[BEGIN]

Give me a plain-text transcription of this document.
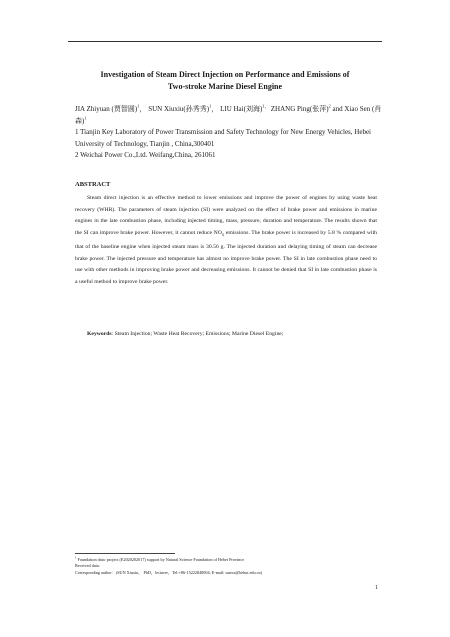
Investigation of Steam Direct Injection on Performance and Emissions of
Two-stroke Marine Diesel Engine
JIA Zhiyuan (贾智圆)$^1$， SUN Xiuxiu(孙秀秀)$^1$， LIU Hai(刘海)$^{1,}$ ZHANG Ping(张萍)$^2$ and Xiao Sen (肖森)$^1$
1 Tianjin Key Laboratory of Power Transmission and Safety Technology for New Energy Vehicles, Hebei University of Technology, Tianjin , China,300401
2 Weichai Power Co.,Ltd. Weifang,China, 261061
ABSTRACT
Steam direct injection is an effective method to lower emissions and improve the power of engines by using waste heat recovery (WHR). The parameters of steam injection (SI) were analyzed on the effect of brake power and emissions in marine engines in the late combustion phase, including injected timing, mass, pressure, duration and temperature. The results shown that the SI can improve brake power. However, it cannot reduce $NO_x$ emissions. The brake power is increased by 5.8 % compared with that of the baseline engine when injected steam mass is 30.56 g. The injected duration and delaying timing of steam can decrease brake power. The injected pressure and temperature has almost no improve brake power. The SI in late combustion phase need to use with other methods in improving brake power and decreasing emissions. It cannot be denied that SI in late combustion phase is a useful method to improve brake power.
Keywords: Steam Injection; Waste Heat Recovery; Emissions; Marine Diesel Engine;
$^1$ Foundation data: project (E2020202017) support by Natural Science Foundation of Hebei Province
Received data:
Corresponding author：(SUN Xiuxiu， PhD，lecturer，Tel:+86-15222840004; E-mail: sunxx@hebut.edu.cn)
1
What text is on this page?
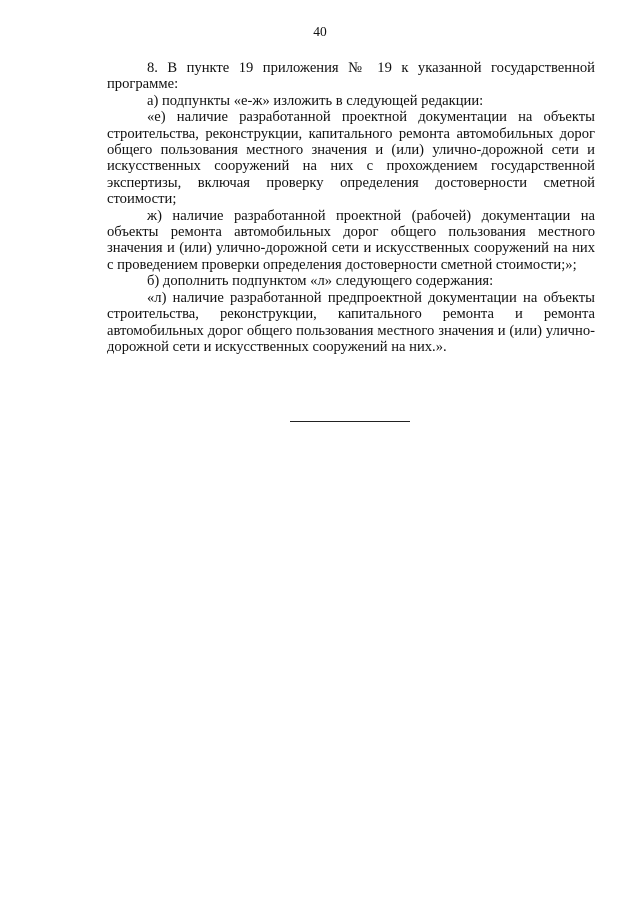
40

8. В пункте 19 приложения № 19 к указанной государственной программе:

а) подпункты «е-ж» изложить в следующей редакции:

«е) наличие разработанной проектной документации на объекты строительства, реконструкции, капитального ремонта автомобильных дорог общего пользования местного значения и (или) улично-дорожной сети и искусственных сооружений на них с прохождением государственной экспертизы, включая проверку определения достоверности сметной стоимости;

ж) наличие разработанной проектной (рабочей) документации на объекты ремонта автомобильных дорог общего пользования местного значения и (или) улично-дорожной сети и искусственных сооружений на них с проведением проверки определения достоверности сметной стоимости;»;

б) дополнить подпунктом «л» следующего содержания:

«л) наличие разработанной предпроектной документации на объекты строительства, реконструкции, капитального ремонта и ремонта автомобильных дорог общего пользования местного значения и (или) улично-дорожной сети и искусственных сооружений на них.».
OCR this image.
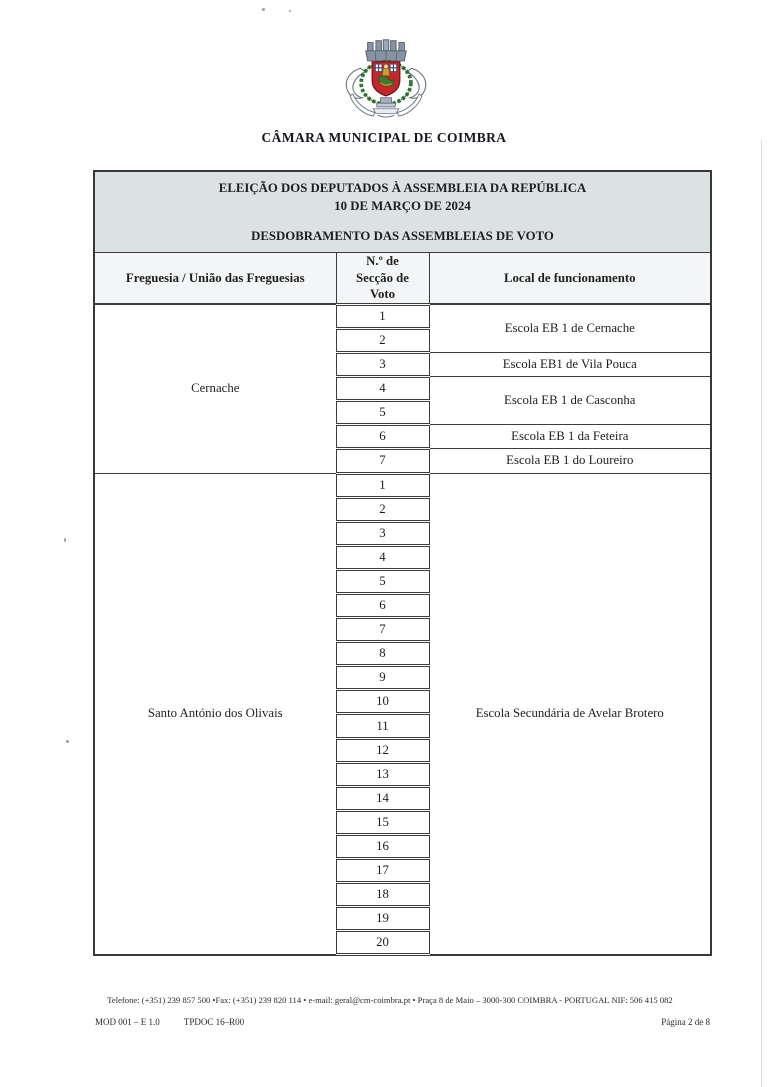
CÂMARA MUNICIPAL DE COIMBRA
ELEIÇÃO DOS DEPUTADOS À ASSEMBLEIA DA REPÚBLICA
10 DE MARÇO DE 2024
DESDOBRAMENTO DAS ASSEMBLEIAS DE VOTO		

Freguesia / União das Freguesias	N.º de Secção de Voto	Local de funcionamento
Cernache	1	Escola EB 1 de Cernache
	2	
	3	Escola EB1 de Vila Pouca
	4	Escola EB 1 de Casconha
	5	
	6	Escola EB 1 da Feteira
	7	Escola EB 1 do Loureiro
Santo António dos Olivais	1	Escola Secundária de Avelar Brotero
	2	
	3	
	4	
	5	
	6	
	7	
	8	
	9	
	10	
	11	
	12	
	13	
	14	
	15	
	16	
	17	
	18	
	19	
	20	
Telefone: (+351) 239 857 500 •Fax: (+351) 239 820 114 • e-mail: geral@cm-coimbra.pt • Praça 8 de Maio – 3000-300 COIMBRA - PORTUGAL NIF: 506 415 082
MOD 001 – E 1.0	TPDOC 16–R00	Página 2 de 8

[END]

* GIVEN TASK *
From the line that contains "OCR this image." to the end of the material above, output every line exactly, both ends included, but leave out any pictures.

* COMPLETED EXERCISE *
OCR this image.
CÂMARA MUNICIPAL DE COIMBRA
ELEIÇÃO DOS DEPUTADOS À ASSEMBLEIA DA REPÚBLICA
10 DE MARÇO DE 2024
DESDOBRAMENTO DAS ASSEMBLEIAS DE VOTO		

Freguesia / União das Freguesias	N.º de Secção de Voto	Local de funcionamento
Cernache	1	Escola EB 1 de Cernache
	2	
	3	Escola EB1 de Vila Pouca
	4	Escola EB 1 de Casconha
	5	
	6	Escola EB 1 da Feteira
	7	Escola EB 1 do Loureiro
Santo António dos Olivais	1	Escola Secundária de Avelar Brotero
	2	
	3	
	4	
	5	
	6	
	7	
	8	
	9	
	10	
	11	
	12	
	13	
	14	
	15	
	16	
	17	
	18	
	19	
	20	
Telefone: (+351) 239 857 500 •Fax: (+351) 239 820 114 • e-mail: geral@cm-coimbra.pt • Praça 8 de Maio – 3000-300 COIMBRA - PORTUGAL NIF: 506 415 082
MOD 001 – E 1.0	TPDOC 16–R00	Página 2 de 8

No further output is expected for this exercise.